RECORDS FOR THE EXERCISE:
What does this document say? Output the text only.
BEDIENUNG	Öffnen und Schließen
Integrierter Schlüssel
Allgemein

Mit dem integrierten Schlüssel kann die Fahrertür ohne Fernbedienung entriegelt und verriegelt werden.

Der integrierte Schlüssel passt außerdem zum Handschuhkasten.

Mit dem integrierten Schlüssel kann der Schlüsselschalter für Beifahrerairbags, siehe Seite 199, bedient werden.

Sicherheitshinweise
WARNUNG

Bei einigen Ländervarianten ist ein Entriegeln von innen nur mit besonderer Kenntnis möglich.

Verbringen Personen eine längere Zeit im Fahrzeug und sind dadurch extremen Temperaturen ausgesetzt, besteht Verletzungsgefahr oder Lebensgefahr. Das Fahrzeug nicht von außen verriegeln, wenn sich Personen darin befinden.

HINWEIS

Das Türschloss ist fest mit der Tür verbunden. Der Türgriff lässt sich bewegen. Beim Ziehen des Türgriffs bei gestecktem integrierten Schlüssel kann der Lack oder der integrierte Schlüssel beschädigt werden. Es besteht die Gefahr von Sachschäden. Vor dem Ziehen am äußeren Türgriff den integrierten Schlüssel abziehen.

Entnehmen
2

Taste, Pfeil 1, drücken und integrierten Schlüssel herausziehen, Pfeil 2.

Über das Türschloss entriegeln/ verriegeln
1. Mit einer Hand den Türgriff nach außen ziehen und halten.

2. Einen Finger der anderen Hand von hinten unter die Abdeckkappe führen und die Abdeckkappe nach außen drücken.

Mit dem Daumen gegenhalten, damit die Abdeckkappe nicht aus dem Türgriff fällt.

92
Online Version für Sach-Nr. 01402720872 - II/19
--
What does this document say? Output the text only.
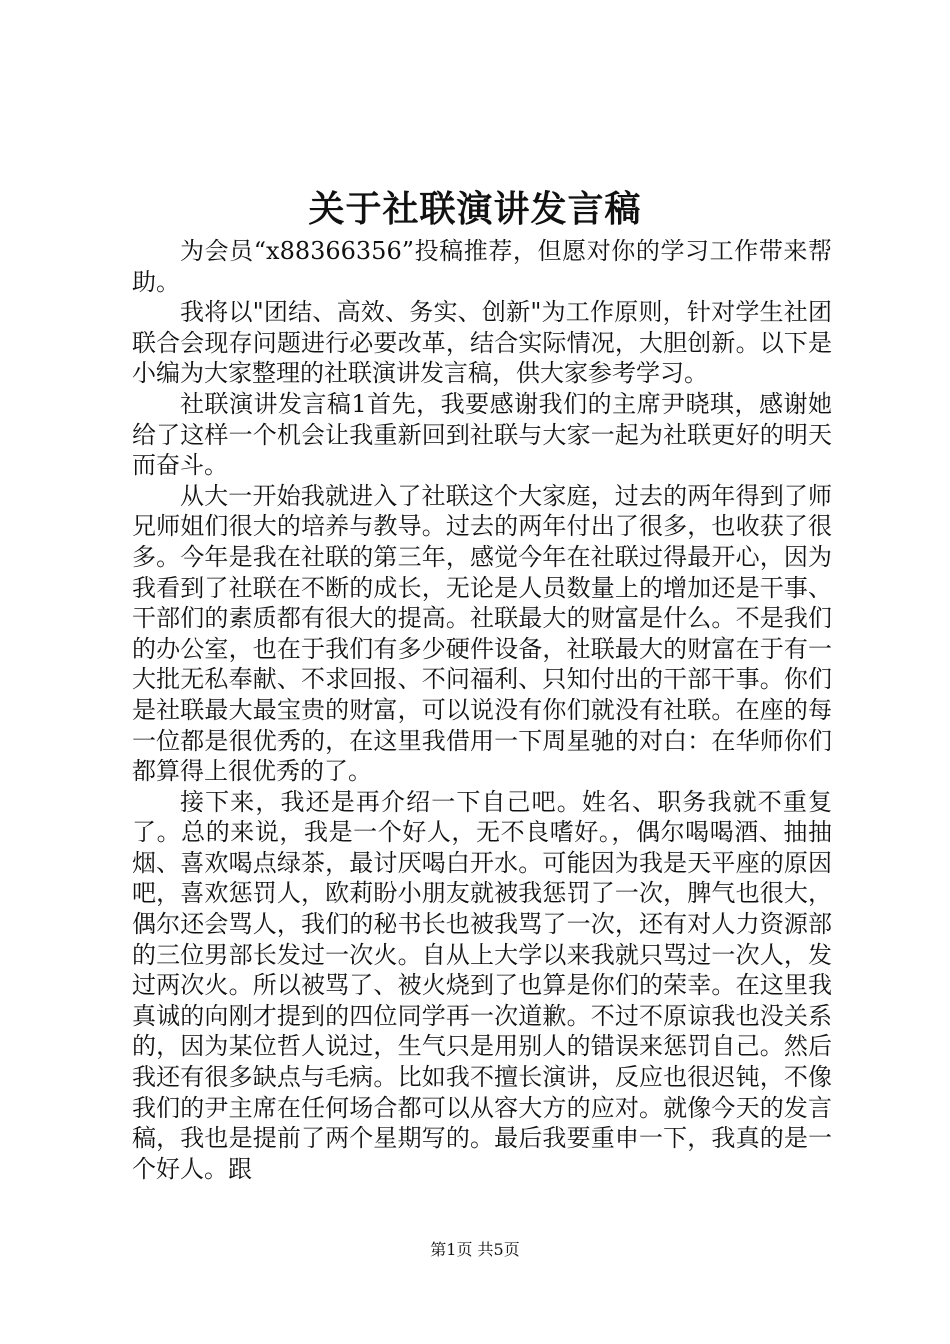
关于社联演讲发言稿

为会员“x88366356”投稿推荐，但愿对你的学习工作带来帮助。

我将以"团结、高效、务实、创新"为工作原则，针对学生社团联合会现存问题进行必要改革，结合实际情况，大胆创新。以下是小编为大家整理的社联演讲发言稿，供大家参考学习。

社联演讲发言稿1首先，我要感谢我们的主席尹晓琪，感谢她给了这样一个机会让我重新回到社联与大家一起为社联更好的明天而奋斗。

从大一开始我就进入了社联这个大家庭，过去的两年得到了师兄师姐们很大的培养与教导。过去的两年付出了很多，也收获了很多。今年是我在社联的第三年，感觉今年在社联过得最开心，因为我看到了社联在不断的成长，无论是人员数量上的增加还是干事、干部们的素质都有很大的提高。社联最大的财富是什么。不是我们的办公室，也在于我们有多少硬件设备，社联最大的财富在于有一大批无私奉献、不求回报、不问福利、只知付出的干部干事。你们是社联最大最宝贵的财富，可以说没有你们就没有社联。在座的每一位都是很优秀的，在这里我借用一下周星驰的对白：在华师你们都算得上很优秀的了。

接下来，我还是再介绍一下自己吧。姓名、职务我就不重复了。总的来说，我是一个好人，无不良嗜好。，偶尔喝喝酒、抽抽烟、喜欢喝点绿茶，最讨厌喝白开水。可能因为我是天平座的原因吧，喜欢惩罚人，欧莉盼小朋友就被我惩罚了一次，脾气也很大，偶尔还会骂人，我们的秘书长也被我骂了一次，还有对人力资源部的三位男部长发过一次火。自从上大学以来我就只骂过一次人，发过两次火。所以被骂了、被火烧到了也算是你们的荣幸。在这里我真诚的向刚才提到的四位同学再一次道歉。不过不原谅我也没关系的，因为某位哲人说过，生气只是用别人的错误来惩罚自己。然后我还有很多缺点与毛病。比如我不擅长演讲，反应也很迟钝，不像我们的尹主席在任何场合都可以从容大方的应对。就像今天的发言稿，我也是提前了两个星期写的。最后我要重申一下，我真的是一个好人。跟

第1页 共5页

SET PROBLEM:
Report the number of lines in the listing where the string "verriegeln" appears, and nothing besides.

TASK ANSWER:
2